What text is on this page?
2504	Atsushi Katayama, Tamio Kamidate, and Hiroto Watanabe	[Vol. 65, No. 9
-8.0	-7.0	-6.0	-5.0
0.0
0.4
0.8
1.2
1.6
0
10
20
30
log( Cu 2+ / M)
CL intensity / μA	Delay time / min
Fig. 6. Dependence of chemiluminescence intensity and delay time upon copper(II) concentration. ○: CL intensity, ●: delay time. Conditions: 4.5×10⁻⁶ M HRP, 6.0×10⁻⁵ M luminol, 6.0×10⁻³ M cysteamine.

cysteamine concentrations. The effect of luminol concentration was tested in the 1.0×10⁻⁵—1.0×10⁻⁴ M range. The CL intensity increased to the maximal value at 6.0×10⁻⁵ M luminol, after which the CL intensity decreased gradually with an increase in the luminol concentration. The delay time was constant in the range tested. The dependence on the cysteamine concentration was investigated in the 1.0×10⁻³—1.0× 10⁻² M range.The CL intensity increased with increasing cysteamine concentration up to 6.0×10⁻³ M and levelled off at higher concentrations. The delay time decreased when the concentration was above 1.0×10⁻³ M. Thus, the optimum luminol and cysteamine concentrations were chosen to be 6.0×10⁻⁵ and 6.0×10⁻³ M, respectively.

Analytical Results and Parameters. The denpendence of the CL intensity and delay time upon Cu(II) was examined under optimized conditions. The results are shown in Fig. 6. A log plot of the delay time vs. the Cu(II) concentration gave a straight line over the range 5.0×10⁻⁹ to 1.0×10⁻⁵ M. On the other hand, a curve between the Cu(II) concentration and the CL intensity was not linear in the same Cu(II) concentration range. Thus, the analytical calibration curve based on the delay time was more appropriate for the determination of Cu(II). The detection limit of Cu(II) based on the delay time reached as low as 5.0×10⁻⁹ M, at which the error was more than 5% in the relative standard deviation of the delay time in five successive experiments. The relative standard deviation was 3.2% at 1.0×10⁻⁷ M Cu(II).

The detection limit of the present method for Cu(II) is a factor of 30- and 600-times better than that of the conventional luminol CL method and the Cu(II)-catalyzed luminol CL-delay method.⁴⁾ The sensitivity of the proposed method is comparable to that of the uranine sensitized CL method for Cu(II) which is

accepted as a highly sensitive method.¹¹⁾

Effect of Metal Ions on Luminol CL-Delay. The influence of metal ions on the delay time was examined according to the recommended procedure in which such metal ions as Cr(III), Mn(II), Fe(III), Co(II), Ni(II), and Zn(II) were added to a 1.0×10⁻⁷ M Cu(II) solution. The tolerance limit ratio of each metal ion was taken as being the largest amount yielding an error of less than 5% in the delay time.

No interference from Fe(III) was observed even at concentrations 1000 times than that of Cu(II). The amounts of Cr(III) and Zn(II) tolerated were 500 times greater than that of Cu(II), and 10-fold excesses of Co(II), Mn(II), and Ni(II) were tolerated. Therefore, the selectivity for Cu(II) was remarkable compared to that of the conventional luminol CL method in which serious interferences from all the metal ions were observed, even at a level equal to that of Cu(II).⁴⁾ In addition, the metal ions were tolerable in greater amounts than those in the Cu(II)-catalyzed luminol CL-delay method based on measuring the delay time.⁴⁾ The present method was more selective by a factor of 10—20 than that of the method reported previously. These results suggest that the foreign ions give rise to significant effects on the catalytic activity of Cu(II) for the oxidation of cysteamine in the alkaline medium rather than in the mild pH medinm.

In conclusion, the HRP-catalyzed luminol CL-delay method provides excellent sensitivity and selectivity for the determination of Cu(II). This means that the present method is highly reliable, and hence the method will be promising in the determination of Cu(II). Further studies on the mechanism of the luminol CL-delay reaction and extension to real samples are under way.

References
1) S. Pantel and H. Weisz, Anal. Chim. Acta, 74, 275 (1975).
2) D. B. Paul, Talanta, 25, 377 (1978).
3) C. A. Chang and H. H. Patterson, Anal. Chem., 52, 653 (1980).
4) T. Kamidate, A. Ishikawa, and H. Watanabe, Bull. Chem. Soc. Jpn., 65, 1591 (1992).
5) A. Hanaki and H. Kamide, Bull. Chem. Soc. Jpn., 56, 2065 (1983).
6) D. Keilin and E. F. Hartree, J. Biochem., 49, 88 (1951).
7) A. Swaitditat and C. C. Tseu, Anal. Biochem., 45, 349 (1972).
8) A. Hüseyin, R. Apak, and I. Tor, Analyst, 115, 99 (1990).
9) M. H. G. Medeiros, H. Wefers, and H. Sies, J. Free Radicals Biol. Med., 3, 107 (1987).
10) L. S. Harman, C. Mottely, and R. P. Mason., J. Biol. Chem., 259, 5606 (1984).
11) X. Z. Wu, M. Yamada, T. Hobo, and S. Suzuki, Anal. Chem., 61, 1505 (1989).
◇ ◇ ◇
• Exercise instructions:
Transcribe all of the entries without altering anything.

• Worked answer:
What text is on this page?
2504	Atsushi Katayama, Tamio Kamidate, and Hiroto Watanabe	[Vol. 65, No. 9
-8.0	-7.0	-6.0	-5.0
0.0
0.4
0.8
1.2
1.6
0
10
20
30
log( Cu 2+ / M)
CL intensity / μA	Delay time / min
Fig. 6. Dependence of chemiluminescence intensity and delay time upon copper(II) concentration. ○: CL intensity, ●: delay time. Conditions: 4.5×10⁻⁶ M HRP, 6.0×10⁻⁵ M luminol, 6.0×10⁻³ M cysteamine.

cysteamine concentrations. The effect of luminol concentration was tested in the 1.0×10⁻⁵—1.0×10⁻⁴ M range. The CL intensity increased to the maximal value at 6.0×10⁻⁵ M luminol, after which the CL intensity decreased gradually with an increase in the luminol concentration. The delay time was constant in the range tested. The dependence on the cysteamine concentration was investigated in the 1.0×10⁻³—1.0× 10⁻² M range.The CL intensity increased with increasing cysteamine concentration up to 6.0×10⁻³ M and levelled off at higher concentrations. The delay time decreased when the concentration was above 1.0×10⁻³ M. Thus, the optimum luminol and cysteamine concentrations were chosen to be 6.0×10⁻⁵ and 6.0×10⁻³ M, respectively.

Analytical Results and Parameters. The denpendence of the CL intensity and delay time upon Cu(II) was examined under optimized conditions. The results are shown in Fig. 6. A log plot of the delay time vs. the Cu(II) concentration gave a straight line over the range 5.0×10⁻⁹ to 1.0×10⁻⁵ M. On the other hand, a curve between the Cu(II) concentration and the CL intensity was not linear in the same Cu(II) concentration range. Thus, the analytical calibration curve based on the delay time was more appropriate for the determination of Cu(II). The detection limit of Cu(II) based on the delay time reached as low as 5.0×10⁻⁹ M, at which the error was more than 5% in the relative standard deviation of the delay time in five successive experiments. The relative standard deviation was 3.2% at 1.0×10⁻⁷ M Cu(II).

The detection limit of the present method for Cu(II) is a factor of 30- and 600-times better than that of the conventional luminol CL method and the Cu(II)-catalyzed luminol CL-delay method.⁴⁾ The sensitivity of the proposed method is comparable to that of the uranine sensitized CL method for Cu(II) which is

accepted as a highly sensitive method.¹¹⁾

Effect of Metal Ions on Luminol CL-Delay. The influence of metal ions on the delay time was examined according to the recommended procedure in which such metal ions as Cr(III), Mn(II), Fe(III), Co(II), Ni(II), and Zn(II) were added to a 1.0×10⁻⁷ M Cu(II) solution. The tolerance limit ratio of each metal ion was taken as being the largest amount yielding an error of less than 5% in the delay time.

No interference from Fe(III) was observed even at concentrations 1000 times than that of Cu(II). The amounts of Cr(III) and Zn(II) tolerated were 500 times greater than that of Cu(II), and 10-fold excesses of Co(II), Mn(II), and Ni(II) were tolerated. Therefore, the selectivity for Cu(II) was remarkable compared to that of the conventional luminol CL method in which serious interferences from all the metal ions were observed, even at a level equal to that of Cu(II).⁴⁾ In addition, the metal ions were tolerable in greater amounts than those in the Cu(II)-catalyzed luminol CL-delay method based on measuring the delay time.⁴⁾ The present method was more selective by a factor of 10—20 than that of the method reported previously. These results suggest that the foreign ions give rise to significant effects on the catalytic activity of Cu(II) for the oxidation of cysteamine in the alkaline medium rather than in the mild pH medinm.

In conclusion, the HRP-catalyzed luminol CL-delay method provides excellent sensitivity and selectivity for the determination of Cu(II). This means that the present method is highly reliable, and hence the method will be promising in the determination of Cu(II). Further studies on the mechanism of the luminol CL-delay reaction and extension to real samples are under way.

References
1) S. Pantel and H. Weisz, Anal. Chim. Acta, 74, 275 (1975).
2) D. B. Paul, Talanta, 25, 377 (1978).
3) C. A. Chang and H. H. Patterson, Anal. Chem., 52, 653 (1980).
4) T. Kamidate, A. Ishikawa, and H. Watanabe, Bull. Chem. Soc. Jpn., 65, 1591 (1992).
5) A. Hanaki and H. Kamide, Bull. Chem. Soc. Jpn., 56, 2065 (1983).
6) D. Keilin and E. F. Hartree, J. Biochem., 49, 88 (1951).
7) A. Swaitditat and C. C. Tseu, Anal. Biochem., 45, 349 (1972).
8) A. Hüseyin, R. Apak, and I. Tor, Analyst, 115, 99 (1990).
9) M. H. G. Medeiros, H. Wefers, and H. Sies, J. Free Radicals Biol. Med., 3, 107 (1987).
10) L. S. Harman, C. Mottely, and R. P. Mason., J. Biol. Chem., 259, 5606 (1984).
11) X. Z. Wu, M. Yamada, T. Hobo, and S. Suzuki, Anal. Chem., 61, 1505 (1989).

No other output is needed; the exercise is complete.